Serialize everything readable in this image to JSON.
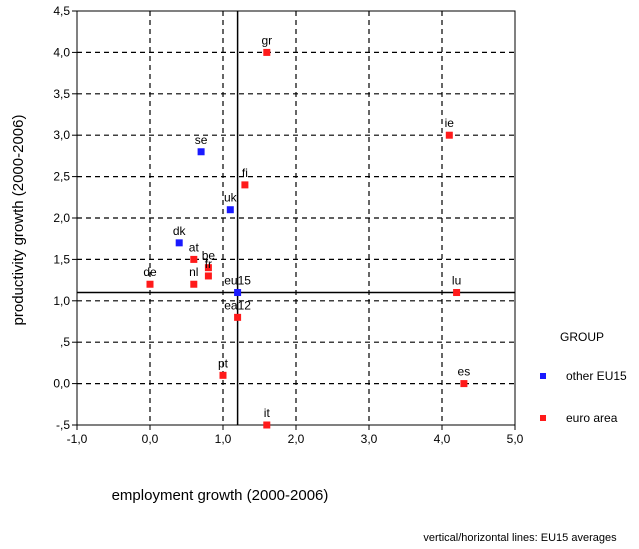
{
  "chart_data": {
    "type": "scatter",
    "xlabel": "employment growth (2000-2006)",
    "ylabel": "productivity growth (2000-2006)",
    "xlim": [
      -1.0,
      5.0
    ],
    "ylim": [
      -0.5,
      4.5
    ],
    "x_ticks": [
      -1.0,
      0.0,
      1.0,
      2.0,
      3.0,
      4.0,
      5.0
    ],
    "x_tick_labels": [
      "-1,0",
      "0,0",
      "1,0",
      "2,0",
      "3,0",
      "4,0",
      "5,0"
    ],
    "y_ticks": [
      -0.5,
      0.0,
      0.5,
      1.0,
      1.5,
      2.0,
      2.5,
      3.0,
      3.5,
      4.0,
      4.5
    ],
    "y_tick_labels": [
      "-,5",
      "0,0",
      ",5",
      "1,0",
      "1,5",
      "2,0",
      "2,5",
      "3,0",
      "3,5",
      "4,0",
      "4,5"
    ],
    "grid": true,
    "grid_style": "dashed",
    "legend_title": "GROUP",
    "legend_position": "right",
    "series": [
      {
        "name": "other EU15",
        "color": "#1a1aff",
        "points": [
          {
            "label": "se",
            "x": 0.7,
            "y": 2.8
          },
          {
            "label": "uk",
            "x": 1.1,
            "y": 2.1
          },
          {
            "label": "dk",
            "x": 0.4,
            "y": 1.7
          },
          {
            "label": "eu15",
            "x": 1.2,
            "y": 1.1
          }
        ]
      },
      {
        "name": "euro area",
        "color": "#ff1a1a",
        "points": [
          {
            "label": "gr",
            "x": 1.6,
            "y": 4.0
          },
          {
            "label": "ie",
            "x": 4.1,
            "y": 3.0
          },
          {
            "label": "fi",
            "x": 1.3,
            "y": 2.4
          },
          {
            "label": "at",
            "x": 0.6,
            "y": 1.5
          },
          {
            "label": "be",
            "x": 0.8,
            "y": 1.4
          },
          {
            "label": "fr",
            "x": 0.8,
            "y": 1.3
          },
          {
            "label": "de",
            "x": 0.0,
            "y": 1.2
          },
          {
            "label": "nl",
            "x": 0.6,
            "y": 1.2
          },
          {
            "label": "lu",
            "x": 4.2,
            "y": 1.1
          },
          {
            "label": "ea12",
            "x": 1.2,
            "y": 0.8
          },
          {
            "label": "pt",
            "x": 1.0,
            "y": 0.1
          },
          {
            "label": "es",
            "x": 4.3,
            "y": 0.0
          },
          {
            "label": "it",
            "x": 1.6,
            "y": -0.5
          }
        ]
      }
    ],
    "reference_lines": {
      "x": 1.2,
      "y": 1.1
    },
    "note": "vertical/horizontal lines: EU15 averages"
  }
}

----------

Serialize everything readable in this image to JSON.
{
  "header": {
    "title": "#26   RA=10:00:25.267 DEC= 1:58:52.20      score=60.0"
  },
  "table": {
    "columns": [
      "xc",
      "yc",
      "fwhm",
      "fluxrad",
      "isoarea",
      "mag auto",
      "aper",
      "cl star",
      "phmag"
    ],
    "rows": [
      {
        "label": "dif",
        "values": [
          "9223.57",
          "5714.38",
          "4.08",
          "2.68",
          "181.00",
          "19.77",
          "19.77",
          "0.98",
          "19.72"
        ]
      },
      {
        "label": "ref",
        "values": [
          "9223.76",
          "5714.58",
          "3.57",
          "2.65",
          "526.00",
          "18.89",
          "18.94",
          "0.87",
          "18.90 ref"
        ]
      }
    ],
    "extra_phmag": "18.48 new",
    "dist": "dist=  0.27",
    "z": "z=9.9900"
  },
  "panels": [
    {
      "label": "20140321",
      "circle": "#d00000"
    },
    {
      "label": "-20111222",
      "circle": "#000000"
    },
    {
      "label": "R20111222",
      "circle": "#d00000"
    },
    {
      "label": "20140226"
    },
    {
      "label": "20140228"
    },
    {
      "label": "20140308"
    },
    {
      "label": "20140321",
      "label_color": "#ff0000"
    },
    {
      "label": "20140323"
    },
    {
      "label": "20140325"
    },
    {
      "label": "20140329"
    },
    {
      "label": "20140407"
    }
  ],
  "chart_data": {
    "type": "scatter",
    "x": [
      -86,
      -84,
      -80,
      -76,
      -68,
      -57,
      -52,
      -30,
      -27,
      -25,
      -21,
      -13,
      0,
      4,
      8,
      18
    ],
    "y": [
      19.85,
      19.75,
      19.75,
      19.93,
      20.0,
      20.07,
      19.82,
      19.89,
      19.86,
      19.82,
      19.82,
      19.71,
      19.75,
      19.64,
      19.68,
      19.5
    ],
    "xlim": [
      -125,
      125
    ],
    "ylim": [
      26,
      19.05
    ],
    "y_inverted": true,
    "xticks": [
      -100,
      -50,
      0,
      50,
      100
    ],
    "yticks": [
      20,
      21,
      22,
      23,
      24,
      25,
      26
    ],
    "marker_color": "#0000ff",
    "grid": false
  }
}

----------

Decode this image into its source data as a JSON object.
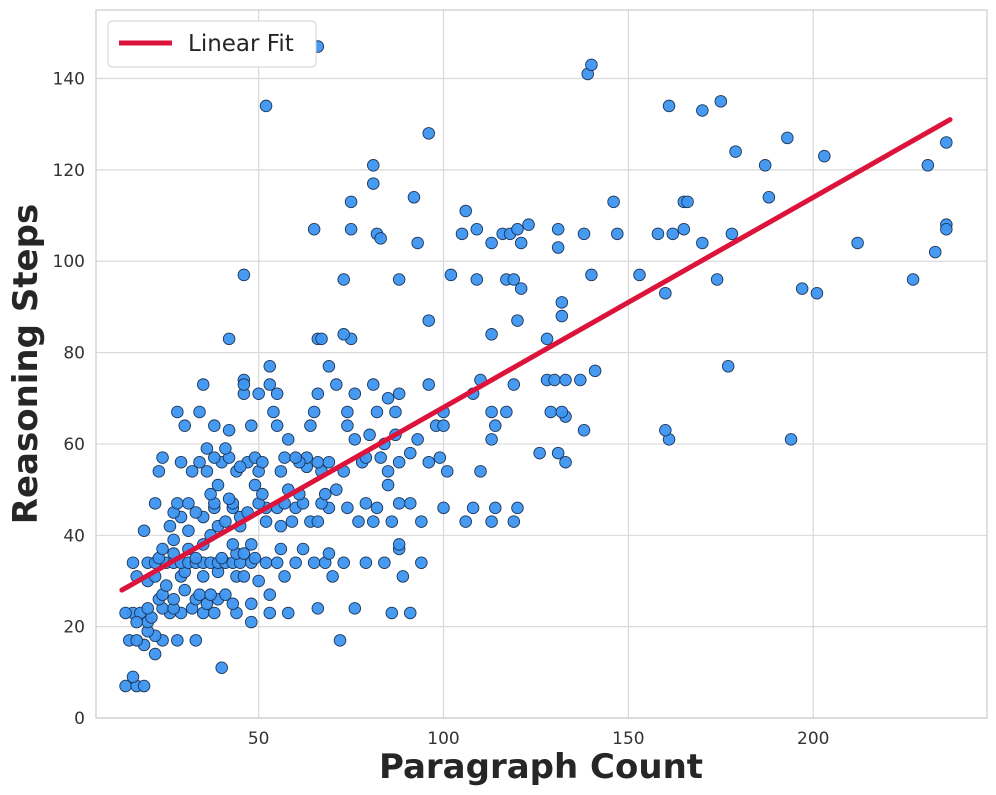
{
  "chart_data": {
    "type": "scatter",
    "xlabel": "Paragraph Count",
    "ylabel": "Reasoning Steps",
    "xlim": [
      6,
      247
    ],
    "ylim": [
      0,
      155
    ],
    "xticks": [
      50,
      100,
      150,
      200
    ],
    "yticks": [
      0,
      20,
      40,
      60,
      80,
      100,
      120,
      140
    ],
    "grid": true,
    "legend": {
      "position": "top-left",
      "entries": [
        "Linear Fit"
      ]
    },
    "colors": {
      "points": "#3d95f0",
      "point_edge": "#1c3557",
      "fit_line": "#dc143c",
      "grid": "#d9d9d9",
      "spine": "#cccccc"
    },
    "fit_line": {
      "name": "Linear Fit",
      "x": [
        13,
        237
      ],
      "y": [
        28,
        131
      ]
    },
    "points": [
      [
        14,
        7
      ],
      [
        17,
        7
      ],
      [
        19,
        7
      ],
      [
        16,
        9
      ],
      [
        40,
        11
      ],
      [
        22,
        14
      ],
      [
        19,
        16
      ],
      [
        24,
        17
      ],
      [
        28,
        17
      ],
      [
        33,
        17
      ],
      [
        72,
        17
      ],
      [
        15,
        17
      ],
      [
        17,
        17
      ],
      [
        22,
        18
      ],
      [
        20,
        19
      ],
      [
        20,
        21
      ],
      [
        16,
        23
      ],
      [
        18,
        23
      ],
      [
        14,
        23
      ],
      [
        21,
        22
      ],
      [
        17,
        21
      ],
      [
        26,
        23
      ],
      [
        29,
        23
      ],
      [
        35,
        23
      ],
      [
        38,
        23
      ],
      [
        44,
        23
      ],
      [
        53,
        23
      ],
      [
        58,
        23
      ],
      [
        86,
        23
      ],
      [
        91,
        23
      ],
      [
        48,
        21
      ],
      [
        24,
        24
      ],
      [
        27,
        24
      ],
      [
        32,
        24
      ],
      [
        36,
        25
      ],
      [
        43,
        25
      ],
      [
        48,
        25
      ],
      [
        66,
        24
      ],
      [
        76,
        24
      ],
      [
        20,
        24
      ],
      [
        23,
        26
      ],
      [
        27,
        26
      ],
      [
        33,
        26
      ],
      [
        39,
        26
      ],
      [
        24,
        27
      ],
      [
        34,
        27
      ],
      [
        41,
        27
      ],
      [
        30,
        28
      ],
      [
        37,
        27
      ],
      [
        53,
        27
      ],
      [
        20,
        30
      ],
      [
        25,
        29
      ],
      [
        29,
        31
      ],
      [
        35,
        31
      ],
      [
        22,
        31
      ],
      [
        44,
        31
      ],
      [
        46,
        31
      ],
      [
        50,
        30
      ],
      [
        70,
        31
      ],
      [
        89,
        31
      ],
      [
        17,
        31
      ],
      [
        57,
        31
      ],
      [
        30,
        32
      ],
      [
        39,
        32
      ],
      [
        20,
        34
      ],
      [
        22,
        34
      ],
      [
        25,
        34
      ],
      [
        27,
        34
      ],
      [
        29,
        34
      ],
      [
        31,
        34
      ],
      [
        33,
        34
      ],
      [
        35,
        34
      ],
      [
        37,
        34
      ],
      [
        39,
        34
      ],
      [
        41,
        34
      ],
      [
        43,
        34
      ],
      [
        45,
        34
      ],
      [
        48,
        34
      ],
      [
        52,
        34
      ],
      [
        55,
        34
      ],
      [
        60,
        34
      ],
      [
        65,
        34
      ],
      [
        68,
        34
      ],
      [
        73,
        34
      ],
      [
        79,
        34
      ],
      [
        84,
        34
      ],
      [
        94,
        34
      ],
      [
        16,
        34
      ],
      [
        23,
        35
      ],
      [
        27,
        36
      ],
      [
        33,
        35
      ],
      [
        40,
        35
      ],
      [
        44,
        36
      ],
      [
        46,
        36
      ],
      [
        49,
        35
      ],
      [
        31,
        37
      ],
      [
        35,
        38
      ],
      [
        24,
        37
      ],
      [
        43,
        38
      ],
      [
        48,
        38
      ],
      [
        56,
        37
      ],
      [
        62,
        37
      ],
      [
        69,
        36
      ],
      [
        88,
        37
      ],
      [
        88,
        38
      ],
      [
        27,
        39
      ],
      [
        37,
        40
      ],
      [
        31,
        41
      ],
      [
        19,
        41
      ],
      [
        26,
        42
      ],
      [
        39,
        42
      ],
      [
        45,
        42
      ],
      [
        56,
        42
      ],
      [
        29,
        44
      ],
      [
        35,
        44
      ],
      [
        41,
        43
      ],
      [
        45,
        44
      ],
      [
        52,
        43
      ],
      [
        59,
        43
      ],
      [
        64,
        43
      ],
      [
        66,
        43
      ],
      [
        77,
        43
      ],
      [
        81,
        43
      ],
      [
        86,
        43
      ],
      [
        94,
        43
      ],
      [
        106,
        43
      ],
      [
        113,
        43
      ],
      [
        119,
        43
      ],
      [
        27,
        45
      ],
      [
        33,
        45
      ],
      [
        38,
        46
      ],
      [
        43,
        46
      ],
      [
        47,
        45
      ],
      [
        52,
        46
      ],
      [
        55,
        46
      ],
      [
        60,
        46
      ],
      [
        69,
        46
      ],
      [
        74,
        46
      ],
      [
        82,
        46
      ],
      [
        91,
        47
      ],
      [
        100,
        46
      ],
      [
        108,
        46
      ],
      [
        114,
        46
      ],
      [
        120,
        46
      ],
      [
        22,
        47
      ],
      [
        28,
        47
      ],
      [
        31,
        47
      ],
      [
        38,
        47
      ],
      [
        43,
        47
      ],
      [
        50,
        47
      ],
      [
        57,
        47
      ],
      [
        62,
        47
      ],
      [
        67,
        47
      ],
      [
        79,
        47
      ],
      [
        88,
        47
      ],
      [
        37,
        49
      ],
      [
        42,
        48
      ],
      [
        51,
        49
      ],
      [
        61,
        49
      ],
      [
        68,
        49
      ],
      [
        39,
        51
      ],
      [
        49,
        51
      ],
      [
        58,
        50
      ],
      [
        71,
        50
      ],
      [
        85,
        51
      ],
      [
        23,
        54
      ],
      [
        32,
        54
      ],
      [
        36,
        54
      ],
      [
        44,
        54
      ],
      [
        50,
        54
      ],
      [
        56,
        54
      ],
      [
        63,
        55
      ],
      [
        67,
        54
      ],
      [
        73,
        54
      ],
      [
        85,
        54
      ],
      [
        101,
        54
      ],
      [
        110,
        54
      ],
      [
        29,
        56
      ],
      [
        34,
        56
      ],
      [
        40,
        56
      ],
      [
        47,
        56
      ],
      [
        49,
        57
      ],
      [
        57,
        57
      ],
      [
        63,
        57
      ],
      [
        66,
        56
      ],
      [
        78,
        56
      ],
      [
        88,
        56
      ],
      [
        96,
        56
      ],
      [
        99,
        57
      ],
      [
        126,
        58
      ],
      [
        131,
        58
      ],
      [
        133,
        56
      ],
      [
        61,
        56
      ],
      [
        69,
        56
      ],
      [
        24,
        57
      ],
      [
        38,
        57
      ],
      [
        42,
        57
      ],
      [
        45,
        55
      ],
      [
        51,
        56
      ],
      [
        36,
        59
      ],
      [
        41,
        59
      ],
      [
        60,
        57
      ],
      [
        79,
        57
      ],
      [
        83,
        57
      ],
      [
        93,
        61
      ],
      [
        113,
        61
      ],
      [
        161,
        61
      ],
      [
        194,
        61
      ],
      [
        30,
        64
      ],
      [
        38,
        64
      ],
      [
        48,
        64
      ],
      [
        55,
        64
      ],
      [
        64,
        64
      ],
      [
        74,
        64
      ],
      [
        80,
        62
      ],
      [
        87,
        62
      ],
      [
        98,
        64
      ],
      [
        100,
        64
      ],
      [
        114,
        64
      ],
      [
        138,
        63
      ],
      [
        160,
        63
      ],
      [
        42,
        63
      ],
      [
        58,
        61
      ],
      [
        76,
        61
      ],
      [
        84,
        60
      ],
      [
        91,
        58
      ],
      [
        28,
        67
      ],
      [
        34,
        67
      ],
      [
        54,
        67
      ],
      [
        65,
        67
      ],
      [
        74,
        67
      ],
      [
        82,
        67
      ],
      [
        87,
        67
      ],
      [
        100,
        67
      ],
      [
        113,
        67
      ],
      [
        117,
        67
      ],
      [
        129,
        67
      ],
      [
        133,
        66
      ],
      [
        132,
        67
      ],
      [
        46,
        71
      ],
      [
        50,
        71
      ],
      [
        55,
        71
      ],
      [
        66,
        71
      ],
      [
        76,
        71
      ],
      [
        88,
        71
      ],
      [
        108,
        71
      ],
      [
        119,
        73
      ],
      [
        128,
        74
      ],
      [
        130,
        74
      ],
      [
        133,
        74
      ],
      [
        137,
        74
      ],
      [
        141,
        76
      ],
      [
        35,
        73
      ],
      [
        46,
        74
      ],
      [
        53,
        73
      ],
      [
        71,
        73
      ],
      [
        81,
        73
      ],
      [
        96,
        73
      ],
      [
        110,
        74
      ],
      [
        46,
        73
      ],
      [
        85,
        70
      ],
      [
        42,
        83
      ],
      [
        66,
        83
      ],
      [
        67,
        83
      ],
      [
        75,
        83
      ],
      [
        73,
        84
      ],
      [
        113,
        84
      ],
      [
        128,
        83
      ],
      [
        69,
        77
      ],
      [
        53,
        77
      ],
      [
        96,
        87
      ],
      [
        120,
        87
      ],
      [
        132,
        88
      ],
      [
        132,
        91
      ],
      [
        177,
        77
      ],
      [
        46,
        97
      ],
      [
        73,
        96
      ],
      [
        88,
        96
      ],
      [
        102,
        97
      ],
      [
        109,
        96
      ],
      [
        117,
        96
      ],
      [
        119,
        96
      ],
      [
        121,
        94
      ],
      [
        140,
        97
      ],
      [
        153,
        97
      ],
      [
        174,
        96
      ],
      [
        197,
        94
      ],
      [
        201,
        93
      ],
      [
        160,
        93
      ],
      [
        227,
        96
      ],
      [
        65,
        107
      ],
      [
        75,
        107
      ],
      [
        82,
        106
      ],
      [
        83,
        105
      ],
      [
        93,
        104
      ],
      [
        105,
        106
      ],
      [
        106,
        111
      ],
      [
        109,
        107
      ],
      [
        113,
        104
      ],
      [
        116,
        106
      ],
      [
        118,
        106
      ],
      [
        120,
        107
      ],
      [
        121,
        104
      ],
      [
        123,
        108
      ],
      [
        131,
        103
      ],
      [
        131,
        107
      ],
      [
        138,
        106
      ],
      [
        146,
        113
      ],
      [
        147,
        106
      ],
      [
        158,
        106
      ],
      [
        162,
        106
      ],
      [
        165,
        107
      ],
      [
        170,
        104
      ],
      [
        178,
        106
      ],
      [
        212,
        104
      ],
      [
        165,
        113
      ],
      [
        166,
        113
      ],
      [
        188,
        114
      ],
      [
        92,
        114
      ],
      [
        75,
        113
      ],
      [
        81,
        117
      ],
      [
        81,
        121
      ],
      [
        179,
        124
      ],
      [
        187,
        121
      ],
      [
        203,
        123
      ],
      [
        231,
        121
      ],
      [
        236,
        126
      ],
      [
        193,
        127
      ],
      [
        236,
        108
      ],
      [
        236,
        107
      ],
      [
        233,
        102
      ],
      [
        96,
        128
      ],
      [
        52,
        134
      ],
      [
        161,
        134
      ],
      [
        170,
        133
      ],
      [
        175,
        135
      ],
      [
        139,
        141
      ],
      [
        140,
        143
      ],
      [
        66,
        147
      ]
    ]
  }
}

----------

TASK STATEMENT: Scan the data above; copy every line where "points" appears.

SOLUTION TO THIS PROBLEM:
        "points": [
        "points": [
      "points": "#3d95f0",
    "points": [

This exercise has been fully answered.